_RECORDS PROVIDED:_
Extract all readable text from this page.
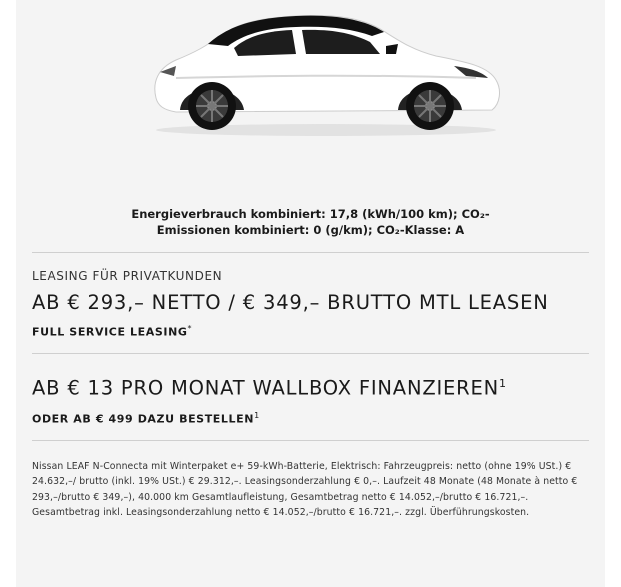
Energieverbrauch kombiniert: 17,8 (kWh/100 km); CO₂-
Emissionen kombiniert: 0 (g/km); CO₂-Klasse: A
LEASING FÜR PRIVATKUNDEN
AB € 293,– NETTO / € 349,– BRUTTO MTL LEASEN
FULL SERVICE LEASING*
AB € 13 PRO MONAT WALLBOX FINANZIEREN$^1$
ODER AB € 499 DAZU BESTELLEN$^1$
Nissan LEAF N-Connecta mit Winterpaket e+ 59-kWh-Batterie, Elektrisch: Fahrzeugpreis: netto (ohne 19% USt.) € 24.632,–/ brutto (inkl. 19% USt.) € 29.312,–. Leasingsonderzahlung € 0,–. Laufzeit 48 Monate (48 Monate à netto € 293,–/brutto € 349,–), 40.000 km Gesamtlaufleistung, Gesamtbetrag netto € 14.052,–/brutto € 16.721,–. Gesamtbetrag inkl. Leasingsonderzahlung netto € 14.052,–/brutto € 16.721,–. zzgl. Überführungskosten.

_GIVEN TASK:_ Leave out the pictures and print each record exactly as it stands.

_SOLUTION FOR THIS EXERCISE:_
Extract all readable text from this page.
Energieverbrauch kombiniert: 17,8 (kWh/100 km); CO₂-
Emissionen kombiniert: 0 (g/km); CO₂-Klasse: A
LEASING FÜR PRIVATKUNDEN
AB € 293,– NETTO / € 349,– BRUTTO MTL LEASEN
FULL SERVICE LEASING*
AB € 13 PRO MONAT WALLBOX FINANZIEREN$^1$
ODER AB € 499 DAZU BESTELLEN$^1$
Nissan LEAF N-Connecta mit Winterpaket e+ 59-kWh-Batterie, Elektrisch: Fahrzeugpreis: netto (ohne 19% USt.) € 24.632,–/ brutto (inkl. 19% USt.) € 29.312,–. Leasingsonderzahlung € 0,–. Laufzeit 48 Monate (48 Monate à netto € 293,–/brutto € 349,–), 40.000 km Gesamtlaufleistung, Gesamtbetrag netto € 14.052,–/brutto € 16.721,–. Gesamtbetrag inkl. Leasingsonderzahlung netto € 14.052,–/brutto € 16.721,–. zzgl. Überführungskosten.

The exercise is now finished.